◆ EXERCISE
Each line below should be retyped exactly, with no pictures.

◆ A block of data
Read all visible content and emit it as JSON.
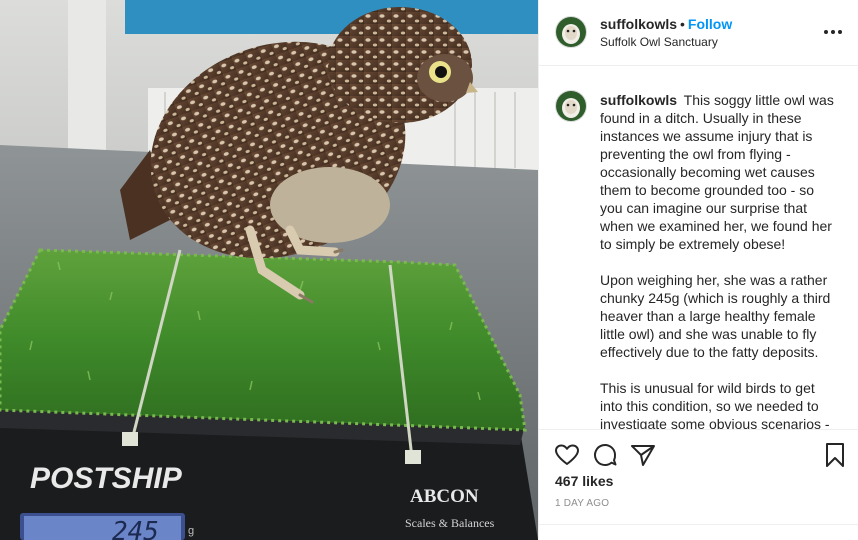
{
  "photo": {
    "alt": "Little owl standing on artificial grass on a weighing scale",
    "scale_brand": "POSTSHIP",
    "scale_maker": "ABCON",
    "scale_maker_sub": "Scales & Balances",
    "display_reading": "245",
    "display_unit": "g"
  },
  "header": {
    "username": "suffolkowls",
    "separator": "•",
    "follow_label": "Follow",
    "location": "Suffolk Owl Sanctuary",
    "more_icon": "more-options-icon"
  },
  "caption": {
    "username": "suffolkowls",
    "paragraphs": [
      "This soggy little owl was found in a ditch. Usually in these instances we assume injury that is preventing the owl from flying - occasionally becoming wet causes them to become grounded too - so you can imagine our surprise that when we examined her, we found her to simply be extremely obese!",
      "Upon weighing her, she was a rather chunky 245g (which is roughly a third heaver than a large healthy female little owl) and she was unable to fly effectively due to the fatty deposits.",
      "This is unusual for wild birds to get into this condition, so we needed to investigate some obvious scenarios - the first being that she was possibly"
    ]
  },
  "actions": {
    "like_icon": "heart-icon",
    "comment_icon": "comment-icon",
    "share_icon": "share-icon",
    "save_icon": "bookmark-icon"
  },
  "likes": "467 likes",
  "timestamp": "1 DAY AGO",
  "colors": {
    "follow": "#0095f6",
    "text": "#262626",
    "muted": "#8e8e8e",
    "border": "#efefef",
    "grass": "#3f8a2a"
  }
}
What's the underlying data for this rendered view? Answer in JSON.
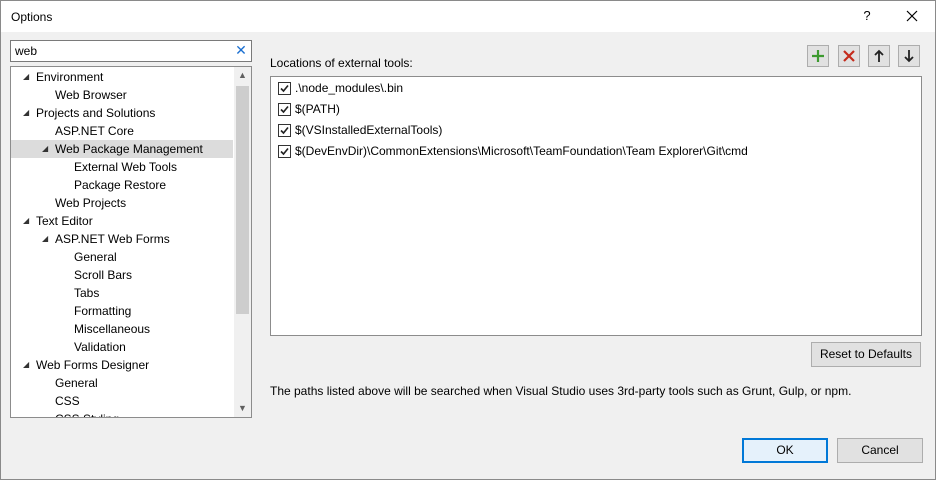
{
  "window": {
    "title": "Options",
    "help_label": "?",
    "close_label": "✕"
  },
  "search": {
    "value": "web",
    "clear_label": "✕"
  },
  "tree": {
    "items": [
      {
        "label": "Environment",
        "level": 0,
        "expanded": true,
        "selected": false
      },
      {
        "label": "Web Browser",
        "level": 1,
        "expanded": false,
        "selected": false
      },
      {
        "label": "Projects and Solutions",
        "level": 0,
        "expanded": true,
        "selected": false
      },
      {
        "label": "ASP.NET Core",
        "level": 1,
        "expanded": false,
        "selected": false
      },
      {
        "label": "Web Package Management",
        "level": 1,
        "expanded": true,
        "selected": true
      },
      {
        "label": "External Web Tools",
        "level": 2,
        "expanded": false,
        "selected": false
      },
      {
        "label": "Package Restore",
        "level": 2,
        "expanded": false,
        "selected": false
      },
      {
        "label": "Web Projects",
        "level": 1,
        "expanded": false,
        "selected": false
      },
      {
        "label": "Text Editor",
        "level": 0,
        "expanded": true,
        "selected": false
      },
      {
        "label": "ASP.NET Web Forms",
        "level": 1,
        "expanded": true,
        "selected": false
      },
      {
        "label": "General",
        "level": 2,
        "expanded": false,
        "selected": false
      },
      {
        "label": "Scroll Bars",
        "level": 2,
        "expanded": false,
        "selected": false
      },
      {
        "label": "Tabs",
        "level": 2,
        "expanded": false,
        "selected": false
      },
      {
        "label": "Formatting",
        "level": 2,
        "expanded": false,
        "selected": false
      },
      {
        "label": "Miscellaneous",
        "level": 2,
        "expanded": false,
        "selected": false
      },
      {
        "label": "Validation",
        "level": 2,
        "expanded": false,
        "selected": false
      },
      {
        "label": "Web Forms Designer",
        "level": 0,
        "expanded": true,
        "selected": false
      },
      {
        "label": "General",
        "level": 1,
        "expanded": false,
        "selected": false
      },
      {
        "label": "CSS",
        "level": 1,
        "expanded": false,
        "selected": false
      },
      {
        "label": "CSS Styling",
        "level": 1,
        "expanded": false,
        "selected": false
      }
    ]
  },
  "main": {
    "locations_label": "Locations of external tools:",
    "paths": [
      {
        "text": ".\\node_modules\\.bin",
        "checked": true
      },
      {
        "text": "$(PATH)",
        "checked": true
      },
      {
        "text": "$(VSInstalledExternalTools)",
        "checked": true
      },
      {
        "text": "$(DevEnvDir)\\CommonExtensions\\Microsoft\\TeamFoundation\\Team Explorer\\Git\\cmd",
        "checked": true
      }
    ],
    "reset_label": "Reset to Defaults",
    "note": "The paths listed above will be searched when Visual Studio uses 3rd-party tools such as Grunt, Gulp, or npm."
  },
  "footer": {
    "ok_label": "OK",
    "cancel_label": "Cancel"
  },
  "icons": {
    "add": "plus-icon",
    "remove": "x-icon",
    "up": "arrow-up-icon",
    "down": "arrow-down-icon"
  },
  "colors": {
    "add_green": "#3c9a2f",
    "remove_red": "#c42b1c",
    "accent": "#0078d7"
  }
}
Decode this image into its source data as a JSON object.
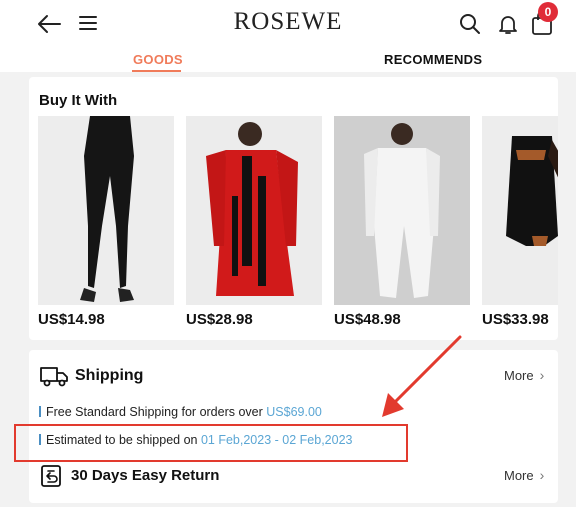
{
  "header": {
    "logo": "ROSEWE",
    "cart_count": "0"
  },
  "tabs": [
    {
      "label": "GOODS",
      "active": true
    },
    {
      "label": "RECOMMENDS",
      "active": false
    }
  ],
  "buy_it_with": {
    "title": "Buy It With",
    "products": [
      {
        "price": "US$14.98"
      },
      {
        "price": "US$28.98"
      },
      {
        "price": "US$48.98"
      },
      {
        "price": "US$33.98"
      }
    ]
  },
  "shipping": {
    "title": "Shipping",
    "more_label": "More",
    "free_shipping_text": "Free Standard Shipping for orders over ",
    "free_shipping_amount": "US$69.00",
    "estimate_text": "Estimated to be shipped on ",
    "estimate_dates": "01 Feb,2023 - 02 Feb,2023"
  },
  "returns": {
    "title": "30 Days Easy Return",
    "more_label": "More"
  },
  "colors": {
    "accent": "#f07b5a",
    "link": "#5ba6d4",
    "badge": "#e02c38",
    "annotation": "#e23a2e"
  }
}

◆ WRITTEN ANSWER
Read all visible content and emit it as JSON.
{
  "photo": {
    "alt": "Little owl standing on artificial grass on a weighing scale",
    "scale_brand": "POSTSHIP",
    "scale_maker": "ABCON",
    "scale_maker_sub": "Scales & Balances",
    "display_reading": "245",
    "display_unit": "g"
  },
  "header": {
    "username": "suffolkowls",
    "separator": "•",
    "follow_label": "Follow",
    "location": "Suffolk Owl Sanctuary",
    "more_icon": "more-options-icon"
  },
  "caption": {
    "username": "suffolkowls",
    "paragraphs": [
      "This soggy little owl was found in a ditch. Usually in these instances we assume injury that is preventing the owl from flying - occasionally becoming wet causes them to become grounded too - so you can imagine our surprise that when we examined her, we found her to simply be extremely obese!",
      "Upon weighing her, she was a rather chunky 245g (which is roughly a third heaver than a large healthy female little owl) and she was unable to fly effectively due to the fatty deposits.",
      "This is unusual for wild birds to get into this condition, so we needed to investigate some obvious scenarios - the first being that she was possibly"
    ]
  },
  "actions": {
    "like_icon": "heart-icon",
    "comment_icon": "comment-icon",
    "share_icon": "share-icon",
    "save_icon": "bookmark-icon"
  },
  "likes": "467 likes",
  "timestamp": "1 DAY AGO",
  "colors": {
    "follow": "#0095f6",
    "text": "#262626",
    "muted": "#8e8e8e",
    "border": "#efefef",
    "grass": "#3f8a2a"
  }
}
What's the underlying data for this rendered view? Answer in JSON.
{
  "window": {
    "title": "Options",
    "help_label": "?",
    "close_label": "✕"
  },
  "search": {
    "value": "web",
    "clear_label": "✕"
  },
  "tree": {
    "items": [
      {
        "label": "Environment",
        "level": 0,
        "expanded": true,
        "selected": false
      },
      {
        "label": "Web Browser",
        "level": 1,
        "expanded": false,
        "selected": false
      },
      {
        "label": "Projects and Solutions",
        "level": 0,
        "expanded": true,
        "selected": false
      },
      {
        "label": "ASP.NET Core",
        "level": 1,
        "expanded": false,
        "selected": false
      },
      {
        "label": "Web Package Management",
        "level": 1,
        "expanded": true,
        "selected": true
      },
      {
        "label": "External Web Tools",
        "level": 2,
        "expanded": false,
        "selected": false
      },
      {
        "label": "Package Restore",
        "level": 2,
        "expanded": false,
        "selected": false
      },
      {
        "label": "Web Projects",
        "level": 1,
        "expanded": false,
        "selected": false
      },
      {
        "label": "Text Editor",
        "level": 0,
        "expanded": true,
        "selected": false
      },
      {
        "label": "ASP.NET Web Forms",
        "level": 1,
        "expanded": true,
        "selected": false
      },
      {
        "label": "General",
        "level": 2,
        "expanded": false,
        "selected": false
      },
      {
        "label": "Scroll Bars",
        "level": 2,
        "expanded": false,
        "selected": false
      },
      {
        "label": "Tabs",
        "level": 2,
        "expanded": false,
        "selected": false
      },
      {
        "label": "Formatting",
        "level": 2,
        "expanded": false,
        "selected": false
      },
      {
        "label": "Miscellaneous",
        "level": 2,
        "expanded": false,
        "selected": false
      },
      {
        "label": "Validation",
        "level": 2,
        "expanded": false,
        "selected": false
      },
      {
        "label": "Web Forms Designer",
        "level": 0,
        "expanded": true,
        "selected": false
      },
      {
        "label": "General",
        "level": 1,
        "expanded": false,
        "selected": false
      },
      {
        "label": "CSS",
        "level": 1,
        "expanded": false,
        "selected": false
      },
      {
        "label": "CSS Styling",
        "level": 1,
        "expanded": false,
        "selected": false
      }
    ]
  },
  "main": {
    "locations_label": "Locations of external tools:",
    "paths": [
      {
        "text": ".\\node_modules\\.bin",
        "checked": true
      },
      {
        "text": "$(PATH)",
        "checked": true
      },
      {
        "text": "$(VSInstalledExternalTools)",
        "checked": true
      },
      {
        "text": "$(DevEnvDir)\\CommonExtensions\\Microsoft\\TeamFoundation\\Team Explorer\\Git\\cmd",
        "checked": true
      }
    ],
    "reset_label": "Reset to Defaults",
    "note": "The paths listed above will be searched when Visual Studio uses 3rd-party tools such as Grunt, Gulp, or npm."
  },
  "footer": {
    "ok_label": "OK",
    "cancel_label": "Cancel"
  },
  "icons": {
    "add": "plus-icon",
    "remove": "x-icon",
    "up": "arrow-up-icon",
    "down": "arrow-down-icon"
  },
  "colors": {
    "add_green": "#3c9a2f",
    "remove_red": "#c42b1c",
    "accent": "#0078d7"
  }
}
Decode this image into its source data as a JSON object.
{
  "header": {
    "logo": "ROSEWE",
    "cart_count": "0"
  },
  "tabs": [
    {
      "label": "GOODS",
      "active": true
    },
    {
      "label": "RECOMMENDS",
      "active": false
    }
  ],
  "buy_it_with": {
    "title": "Buy It With",
    "products": [
      {
        "price": "US$14.98"
      },
      {
        "price": "US$28.98"
      },
      {
        "price": "US$48.98"
      },
      {
        "price": "US$33.98"
      }
    ]
  },
  "shipping": {
    "title": "Shipping",
    "more_label": "More",
    "free_shipping_text": "Free Standard Shipping for orders over ",
    "free_shipping_amount": "US$69.00",
    "estimate_text": "Estimated to be shipped on ",
    "estimate_dates": "01 Feb,2023 - 02 Feb,2023"
  },
  "returns": {
    "title": "30 Days Easy Return",
    "more_label": "More"
  },
  "colors": {
    "accent": "#f07b5a",
    "link": "#5ba6d4",
    "badge": "#e02c38",
    "annotation": "#e23a2e"
  }
}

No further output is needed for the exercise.